RECORDS SUPPLIED:
┄┄┄┄┄┄┄┄┄┄

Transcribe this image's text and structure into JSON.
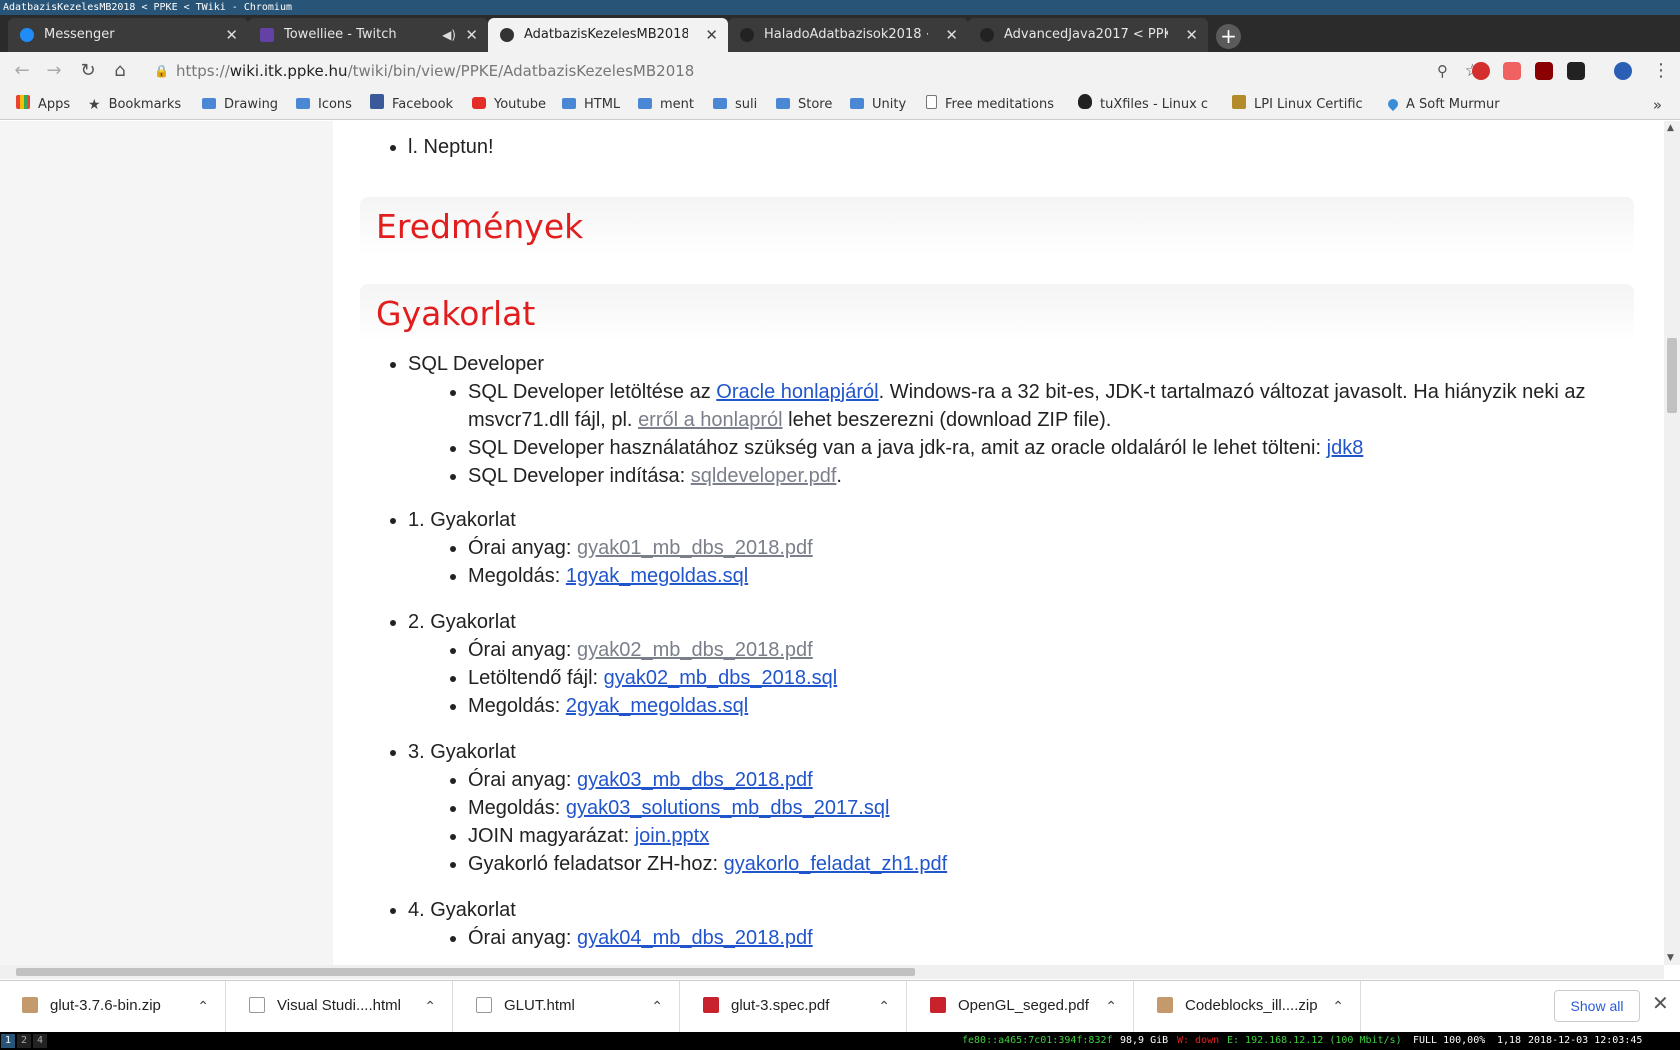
{
  "window": {
    "title": "AdatbazisKezelesMB2018 < PPKE < TWiki - Chromium"
  },
  "tabs": [
    {
      "title": "Messenger",
      "icon": "messenger-icon",
      "active": false
    },
    {
      "title": "Towelliee - Twitch",
      "icon": "twitch-icon",
      "active": false,
      "audio": true
    },
    {
      "title": "AdatbazisKezelesMB2018 <",
      "icon": "twiki-icon",
      "active": true
    },
    {
      "title": "HaladoAdatbazisok2018 <",
      "icon": "twiki-icon",
      "active": false
    },
    {
      "title": "AdvancedJava2017 < PPKE",
      "icon": "twiki-icon",
      "active": false
    }
  ],
  "url": {
    "scheme": "https://",
    "host": "wiki.itk.ppke.hu",
    "path": "/twiki/bin/view/PPKE/AdatbazisKezelesMB2018"
  },
  "bookmarks": [
    {
      "label": "Apps",
      "icon": "apps"
    },
    {
      "label": "Bookmarks",
      "icon": "star"
    },
    {
      "label": "Drawing",
      "icon": "folder"
    },
    {
      "label": "Icons",
      "icon": "folder"
    },
    {
      "label": "Facebook",
      "icon": "fb"
    },
    {
      "label": "Youtube",
      "icon": "yt"
    },
    {
      "label": "HTML",
      "icon": "folder"
    },
    {
      "label": "ment",
      "icon": "folder"
    },
    {
      "label": "suli",
      "icon": "folder"
    },
    {
      "label": "Store",
      "icon": "folder"
    },
    {
      "label": "Unity",
      "icon": "folder"
    },
    {
      "label": "Free meditations",
      "icon": "page"
    },
    {
      "label": "tuXfiles - Linux c",
      "icon": "tux"
    },
    {
      "label": "LPI Linux Certific",
      "icon": "lpi"
    },
    {
      "label": "A Soft Murmur",
      "icon": "drop"
    }
  ],
  "content": {
    "neptun_item": "l. Neptun!",
    "h_eredmenyek": "Eredmények",
    "h_gyakorlat": "Gyakorlat",
    "sqldev": {
      "title": "SQL Developer",
      "l1_pre": "SQL Developer letöltése az ",
      "l1_link": "Oracle honlapjáról",
      "l1_post": ". Windows-ra a 32 bit-es, JDK-t tartalmazó változat javasolt. Ha hiányzik neki az msvcr71.dll fájl, pl. ",
      "l1_link2": "erről a honlapról",
      "l1_post2": " lehet beszerezni (download ZIP file).",
      "l2_pre": "SQL Developer használatához szükség van a java jdk-ra, amit az oracle oldaláról le lehet tölteni: ",
      "l2_link": "jdk8",
      "l3_pre": "SQL Developer indítása: ",
      "l3_link": "sqldeveloper.pdf",
      "l3_post": "."
    },
    "g1": {
      "title": "1. Gyakorlat",
      "a_label": "Órai anyag: ",
      "a_link": "gyak01_mb_dbs_2018.pdf",
      "b_label": "Megoldás: ",
      "b_link": "1gyak_megoldas.sql"
    },
    "g2": {
      "title": "2. Gyakorlat",
      "a_label": "Órai anyag: ",
      "a_link": "gyak02_mb_dbs_2018.pdf",
      "b_label": "Letöltendő fájl: ",
      "b_link": "gyak02_mb_dbs_2018.sql",
      "c_label": "Megoldás: ",
      "c_link": "2gyak_megoldas.sql"
    },
    "g3": {
      "title": "3. Gyakorlat",
      "a_label": "Órai anyag: ",
      "a_link": "gyak03_mb_dbs_2018.pdf",
      "b_label": "Megoldás: ",
      "b_link": "gyak03_solutions_mb_dbs_2017.sql",
      "c_label": "JOIN magyarázat: ",
      "c_link": "join.pptx",
      "d_label": "Gyakorló feladatsor ZH-hoz: ",
      "d_link": "gyakorlo_feladat_zh1.pdf"
    },
    "g4": {
      "title": "4. Gyakorlat",
      "a_label": "Órai anyag: ",
      "a_link": "gyak04_mb_dbs_2018.pdf"
    }
  },
  "downloads": [
    {
      "name": "glut-3.7.6-bin.zip",
      "type": "zip"
    },
    {
      "name": "Visual Studi....html",
      "type": "html"
    },
    {
      "name": "GLUT.html",
      "type": "html"
    },
    {
      "name": "glut-3.spec.pdf",
      "type": "pdf"
    },
    {
      "name": "OpenGL_seged.pdf",
      "type": "pdf"
    },
    {
      "name": "Codeblocks_ill....zip",
      "type": "zip"
    }
  ],
  "downloads_show_all": "Show all",
  "statusbar": {
    "workspaces": [
      "1",
      "2",
      "4"
    ],
    "ipv6": "fe80::a465:7c01:394f:832f",
    "disk": "98,9 GiB",
    "wifi": "W: down",
    "eth": "E: 192.168.12.12 (100 Mbit/s)",
    "battery": "FULL 100,00%",
    "load": "1,18",
    "datetime": "2018-12-03 12:03:45"
  },
  "colors": {
    "accent": "#285577",
    "heading": "#e21d1d",
    "link": "#2155cc",
    "visited": "#7a7f8a"
  }
}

┄┄┄┄┄┄┄┄┄┄

WHAT YOU SHOULD DO:
Keep every word of the data as it is when you write it out, but drop the pictures.

WRITTEN RESPONSE:
Transcribe this image's text and structure into JSON.
{
  "window": {
    "title": "AdatbazisKezelesMB2018 < PPKE < TWiki - Chromium"
  },
  "tabs": [
    {
      "title": "Messenger",
      "icon": "messenger-icon",
      "active": false
    },
    {
      "title": "Towelliee - Twitch",
      "icon": "twitch-icon",
      "active": false,
      "audio": true
    },
    {
      "title": "AdatbazisKezelesMB2018 <",
      "icon": "twiki-icon",
      "active": true
    },
    {
      "title": "HaladoAdatbazisok2018 <",
      "icon": "twiki-icon",
      "active": false
    },
    {
      "title": "AdvancedJava2017 < PPKE",
      "icon": "twiki-icon",
      "active": false
    }
  ],
  "url": {
    "scheme": "https://",
    "host": "wiki.itk.ppke.hu",
    "path": "/twiki/bin/view/PPKE/AdatbazisKezelesMB2018"
  },
  "bookmarks": [
    {
      "label": "Apps",
      "icon": "apps"
    },
    {
      "label": "Bookmarks",
      "icon": "star"
    },
    {
      "label": "Drawing",
      "icon": "folder"
    },
    {
      "label": "Icons",
      "icon": "folder"
    },
    {
      "label": "Facebook",
      "icon": "fb"
    },
    {
      "label": "Youtube",
      "icon": "yt"
    },
    {
      "label": "HTML",
      "icon": "folder"
    },
    {
      "label": "ment",
      "icon": "folder"
    },
    {
      "label": "suli",
      "icon": "folder"
    },
    {
      "label": "Store",
      "icon": "folder"
    },
    {
      "label": "Unity",
      "icon": "folder"
    },
    {
      "label": "Free meditations",
      "icon": "page"
    },
    {
      "label": "tuXfiles - Linux c",
      "icon": "tux"
    },
    {
      "label": "LPI Linux Certific",
      "icon": "lpi"
    },
    {
      "label": "A Soft Murmur",
      "icon": "drop"
    }
  ],
  "content": {
    "neptun_item": "l. Neptun!",
    "h_eredmenyek": "Eredmények",
    "h_gyakorlat": "Gyakorlat",
    "sqldev": {
      "title": "SQL Developer",
      "l1_pre": "SQL Developer letöltése az ",
      "l1_link": "Oracle honlapjáról",
      "l1_post": ". Windows-ra a 32 bit-es, JDK-t tartalmazó változat javasolt. Ha hiányzik neki az msvcr71.dll fájl, pl. ",
      "l1_link2": "erről a honlapról",
      "l1_post2": " lehet beszerezni (download ZIP file).",
      "l2_pre": "SQL Developer használatához szükség van a java jdk-ra, amit az oracle oldaláról le lehet tölteni: ",
      "l2_link": "jdk8",
      "l3_pre": "SQL Developer indítása: ",
      "l3_link": "sqldeveloper.pdf",
      "l3_post": "."
    },
    "g1": {
      "title": "1. Gyakorlat",
      "a_label": "Órai anyag: ",
      "a_link": "gyak01_mb_dbs_2018.pdf",
      "b_label": "Megoldás: ",
      "b_link": "1gyak_megoldas.sql"
    },
    "g2": {
      "title": "2. Gyakorlat",
      "a_label": "Órai anyag: ",
      "a_link": "gyak02_mb_dbs_2018.pdf",
      "b_label": "Letöltendő fájl: ",
      "b_link": "gyak02_mb_dbs_2018.sql",
      "c_label": "Megoldás: ",
      "c_link": "2gyak_megoldas.sql"
    },
    "g3": {
      "title": "3. Gyakorlat",
      "a_label": "Órai anyag: ",
      "a_link": "gyak03_mb_dbs_2018.pdf",
      "b_label": "Megoldás: ",
      "b_link": "gyak03_solutions_mb_dbs_2017.sql",
      "c_label": "JOIN magyarázat: ",
      "c_link": "join.pptx",
      "d_label": "Gyakorló feladatsor ZH-hoz: ",
      "d_link": "gyakorlo_feladat_zh1.pdf"
    },
    "g4": {
      "title": "4. Gyakorlat",
      "a_label": "Órai anyag: ",
      "a_link": "gyak04_mb_dbs_2018.pdf"
    }
  },
  "downloads": [
    {
      "name": "glut-3.7.6-bin.zip",
      "type": "zip"
    },
    {
      "name": "Visual Studi....html",
      "type": "html"
    },
    {
      "name": "GLUT.html",
      "type": "html"
    },
    {
      "name": "glut-3.spec.pdf",
      "type": "pdf"
    },
    {
      "name": "OpenGL_seged.pdf",
      "type": "pdf"
    },
    {
      "name": "Codeblocks_ill....zip",
      "type": "zip"
    }
  ],
  "downloads_show_all": "Show all",
  "statusbar": {
    "workspaces": [
      "1",
      "2",
      "4"
    ],
    "ipv6": "fe80::a465:7c01:394f:832f",
    "disk": "98,9 GiB",
    "wifi": "W: down",
    "eth": "E: 192.168.12.12 (100 Mbit/s)",
    "battery": "FULL 100,00%",
    "load": "1,18",
    "datetime": "2018-12-03 12:03:45"
  },
  "colors": {
    "accent": "#285577",
    "heading": "#e21d1d",
    "link": "#2155cc",
    "visited": "#7a7f8a"
  }
}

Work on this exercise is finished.